• Short task:
Exclude the pictures, then copy all remaining records exactly.

[Data excerpts]
⁂

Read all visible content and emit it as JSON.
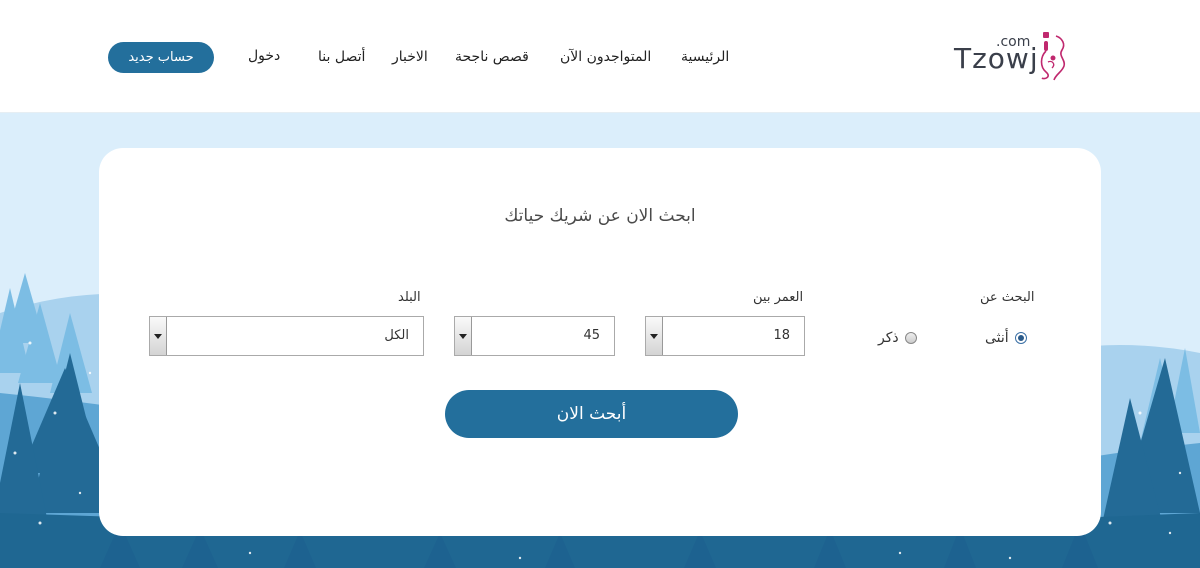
{
  "logo": {
    "brand": "Tzowj",
    "suffix": ".com"
  },
  "nav": {
    "home": "الرئيسية",
    "online": "المتواجدون الآن",
    "stories": "قصص ناجحة",
    "news": "الاخبار",
    "contact": "أتصل بنا",
    "login": "دخول",
    "register": "حساب جديد"
  },
  "colors": {
    "accent": "#236f9c",
    "sky": "#dbeefb",
    "tree_dark": "#1f6792",
    "tree_light": "#7cbde4"
  },
  "search": {
    "title": "ابحث الان عن شريك حياتك",
    "looking_for_label": "البحث عن",
    "options": {
      "female": "أنثى",
      "male": "ذكر"
    },
    "selected": "female",
    "age_label": "العمر بين",
    "age_from": "18",
    "age_to": "45",
    "country_label": "البلد",
    "country": "الكل",
    "button": "أبحث الان"
  }
}
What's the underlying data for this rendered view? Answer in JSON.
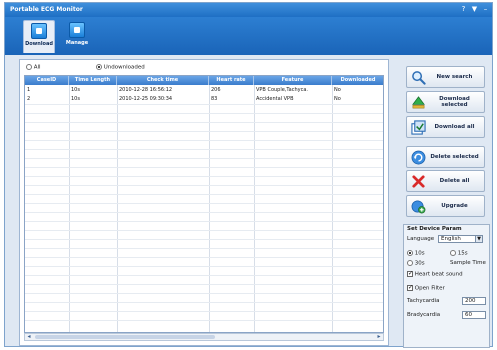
{
  "window": {
    "title": "Portable ECG Monitor",
    "help": "?",
    "menu": "▼",
    "minimize": "–"
  },
  "toolbar": {
    "tabs": [
      {
        "label": "Download",
        "active": true
      },
      {
        "label": "Manage",
        "active": false
      }
    ]
  },
  "filters": {
    "all": "All",
    "undownloaded": "Undownloaded",
    "selected": "undownloaded"
  },
  "table": {
    "columns": [
      "CaseID",
      "Time Length",
      "Check time",
      "Heart rate",
      "Feature",
      "Downloaded"
    ],
    "rows": [
      [
        "1",
        "10s",
        "2010-12-28 16:56:12",
        "206",
        "VPB Couple,Tachyca.",
        "No"
      ],
      [
        "2",
        "10s",
        "2010-12-25 09:30:34",
        "83",
        "Accidental VPB",
        "No"
      ]
    ]
  },
  "actions": {
    "new_search": "New search",
    "download_selected": "Download selected",
    "download_all": "Download all",
    "delete_selected": "Delete selected",
    "delete_all": "Delete all",
    "upgrade": "Upgrade"
  },
  "device_params": {
    "title": "Set Device Param",
    "language_label": "Language",
    "language_value": "English",
    "sample_10s": "10s",
    "sample_15s": "15s",
    "sample_30s": "30s",
    "sample_time_label": "Sample Time",
    "heart_beat_sound": "Heart beat sound",
    "open_filter": "Open Filter",
    "tachycardia_label": "Tachycardia",
    "tachycardia_value": "200",
    "bradycardia_label": "Bradycardia",
    "bradycardia_value": "60"
  },
  "colors": {
    "accent": "#1e6fc4",
    "header": "#3a7ccc",
    "panel": "#dfe8f3"
  }
}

⁂

• Written solution:
Read all visible content and emit it as JSON.
{
  "logo": {
    "brand": "Tzowj",
    "suffix": ".com"
  },
  "nav": {
    "home": "الرئيسية",
    "online": "المتواجدون الآن",
    "stories": "قصص ناجحة",
    "news": "الاخبار",
    "contact": "أتصل بنا",
    "login": "دخول",
    "register": "حساب جديد"
  },
  "colors": {
    "accent": "#236f9c",
    "sky": "#dbeefb",
    "tree_dark": "#1f6792",
    "tree_light": "#7cbde4"
  },
  "search": {
    "title": "ابحث الان عن شريك حياتك",
    "looking_for_label": "البحث عن",
    "options": {
      "female": "أنثى",
      "male": "ذكر"
    },
    "selected": "female",
    "age_label": "العمر بين",
    "age_from": "18",
    "age_to": "45",
    "country_label": "البلد",
    "country": "الكل",
    "button": "أبحث الان"
  }
}
What's the underlying data for this rendered view? Answer in JSON.
{
  "window": {
    "title": "Portable ECG Monitor",
    "help": "?",
    "menu": "▼",
    "minimize": "–"
  },
  "toolbar": {
    "tabs": [
      {
        "label": "Download",
        "active": true
      },
      {
        "label": "Manage",
        "active": false
      }
    ]
  },
  "filters": {
    "all": "All",
    "undownloaded": "Undownloaded",
    "selected": "undownloaded"
  },
  "table": {
    "columns": [
      "CaseID",
      "Time Length",
      "Check time",
      "Heart rate",
      "Feature",
      "Downloaded"
    ],
    "rows": [
      [
        "1",
        "10s",
        "2010-12-28 16:56:12",
        "206",
        "VPB Couple,Tachyca.",
        "No"
      ],
      [
        "2",
        "10s",
        "2010-12-25 09:30:34",
        "83",
        "Accidental VPB",
        "No"
      ]
    ]
  },
  "actions": {
    "new_search": "New search",
    "download_selected": "Download selected",
    "download_all": "Download all",
    "delete_selected": "Delete selected",
    "delete_all": "Delete all",
    "upgrade": "Upgrade"
  },
  "device_params": {
    "title": "Set Device Param",
    "language_label": "Language",
    "language_value": "English",
    "sample_10s": "10s",
    "sample_15s": "15s",
    "sample_30s": "30s",
    "sample_time_label": "Sample Time",
    "heart_beat_sound": "Heart beat sound",
    "open_filter": "Open Filter",
    "tachycardia_label": "Tachycardia",
    "tachycardia_value": "200",
    "bradycardia_label": "Bradycardia",
    "bradycardia_value": "60"
  },
  "colors": {
    "accent": "#1e6fc4",
    "header": "#3a7ccc",
    "panel": "#dfe8f3"
  }
}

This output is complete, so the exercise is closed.